**Selection:**
I've used SEOC once (recently) and was impressed with every facet of the way they do business. Fast, efficient and with reasonable delivery charges. 

What impressed me the most is that they test each EO when they receive it and they put "use by or best before" dates on everything. I only ordered 3 EO blends from them in my last order but they are nice. They have a minimum order of $200 but that's not to hard to achieve.  :wink: 

Sadly, since I placed my last order their prices have increased again.


----------



## carebear (Sep 25, 2011)

NDA is New Directions Aromatics. I'm in the US and love 'em. Hopefully you can get ,ore input from your neck of the woods.


----------



## Bubbles Galore (Sep 25, 2011)

I have used New Directions only once but not for EOs.  I have mainly used EOs from Escentials and Heirloom.


----------



## soapopera (Sep 25, 2011)

Thanks ladies for the input. Time to switch suppliers


----------



## shadowdancer (Oct 22, 2011)

**Problems and tasks:**
A: According to the forum thread on essential oil suppliers, what does NDA stand for?
B: Pick up the forum thread on essential oil suppliers after its final line and write the next post.
The entries that follow the supplier thread come from a separate source.

**Material supplied:**
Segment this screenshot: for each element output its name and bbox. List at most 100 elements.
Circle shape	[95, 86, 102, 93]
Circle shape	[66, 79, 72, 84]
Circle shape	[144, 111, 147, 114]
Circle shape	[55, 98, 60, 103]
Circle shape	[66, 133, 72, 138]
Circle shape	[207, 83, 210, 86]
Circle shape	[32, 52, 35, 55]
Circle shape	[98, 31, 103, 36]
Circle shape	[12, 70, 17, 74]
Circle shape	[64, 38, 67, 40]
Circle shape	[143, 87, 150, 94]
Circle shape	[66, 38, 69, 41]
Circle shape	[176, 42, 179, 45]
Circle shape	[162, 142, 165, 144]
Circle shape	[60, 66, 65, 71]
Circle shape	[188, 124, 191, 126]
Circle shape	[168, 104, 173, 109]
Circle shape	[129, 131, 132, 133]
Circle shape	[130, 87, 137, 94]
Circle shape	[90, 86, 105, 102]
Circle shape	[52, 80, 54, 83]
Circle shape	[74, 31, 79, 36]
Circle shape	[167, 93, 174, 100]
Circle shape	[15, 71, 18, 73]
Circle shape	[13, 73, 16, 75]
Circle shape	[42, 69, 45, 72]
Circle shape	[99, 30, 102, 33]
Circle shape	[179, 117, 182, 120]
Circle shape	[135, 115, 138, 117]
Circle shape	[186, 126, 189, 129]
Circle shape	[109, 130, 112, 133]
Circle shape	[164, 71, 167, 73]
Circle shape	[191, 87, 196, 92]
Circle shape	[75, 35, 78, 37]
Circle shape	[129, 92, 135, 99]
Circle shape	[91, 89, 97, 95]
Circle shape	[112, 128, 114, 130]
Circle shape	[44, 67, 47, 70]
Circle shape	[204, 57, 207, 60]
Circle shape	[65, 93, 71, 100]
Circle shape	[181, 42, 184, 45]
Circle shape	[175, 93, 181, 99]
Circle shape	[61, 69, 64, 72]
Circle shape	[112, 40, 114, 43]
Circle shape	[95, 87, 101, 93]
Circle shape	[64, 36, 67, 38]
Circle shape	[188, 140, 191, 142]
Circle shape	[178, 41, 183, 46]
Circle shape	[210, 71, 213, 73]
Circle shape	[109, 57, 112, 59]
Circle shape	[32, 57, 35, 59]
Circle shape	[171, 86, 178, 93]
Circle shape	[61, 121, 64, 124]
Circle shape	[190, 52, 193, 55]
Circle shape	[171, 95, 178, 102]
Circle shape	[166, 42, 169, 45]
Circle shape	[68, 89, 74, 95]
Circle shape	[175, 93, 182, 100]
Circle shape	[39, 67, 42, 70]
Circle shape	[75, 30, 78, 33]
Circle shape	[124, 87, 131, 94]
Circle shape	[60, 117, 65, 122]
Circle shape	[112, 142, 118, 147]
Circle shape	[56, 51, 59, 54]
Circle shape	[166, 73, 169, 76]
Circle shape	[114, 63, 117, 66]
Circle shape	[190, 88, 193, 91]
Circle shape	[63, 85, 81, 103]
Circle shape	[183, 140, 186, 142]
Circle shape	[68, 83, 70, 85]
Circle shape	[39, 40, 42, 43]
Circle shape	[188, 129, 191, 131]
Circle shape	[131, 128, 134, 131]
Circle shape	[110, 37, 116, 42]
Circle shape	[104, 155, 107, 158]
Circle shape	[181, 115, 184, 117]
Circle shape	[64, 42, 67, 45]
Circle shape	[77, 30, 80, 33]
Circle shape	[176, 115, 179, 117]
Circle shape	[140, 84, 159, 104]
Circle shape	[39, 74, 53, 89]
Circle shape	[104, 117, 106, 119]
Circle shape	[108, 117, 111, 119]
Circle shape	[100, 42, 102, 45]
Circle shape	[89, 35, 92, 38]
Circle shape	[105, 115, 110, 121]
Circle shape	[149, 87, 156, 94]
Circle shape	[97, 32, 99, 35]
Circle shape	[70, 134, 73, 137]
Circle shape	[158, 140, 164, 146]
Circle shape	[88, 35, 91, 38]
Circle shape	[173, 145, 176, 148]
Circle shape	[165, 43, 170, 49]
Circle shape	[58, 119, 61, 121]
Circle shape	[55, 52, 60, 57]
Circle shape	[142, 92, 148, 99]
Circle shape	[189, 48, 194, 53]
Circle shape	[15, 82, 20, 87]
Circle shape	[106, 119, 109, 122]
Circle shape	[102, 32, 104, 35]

**Answers below:**
A: New Directions Aromatics.

B:
Hi Soapopera 

SEOC has a minimum order of $220, however, although they're really expensive, their oils are absolutely beautiful.  I used to use them frequently, especially their blends, but the minimum order amount has put them out of my league now. 

NDA has a great selection of oils too, and I've found them to be comparable to SEOC, in quality and price. In fact, most of their oils are cheaper for the same sort of quality.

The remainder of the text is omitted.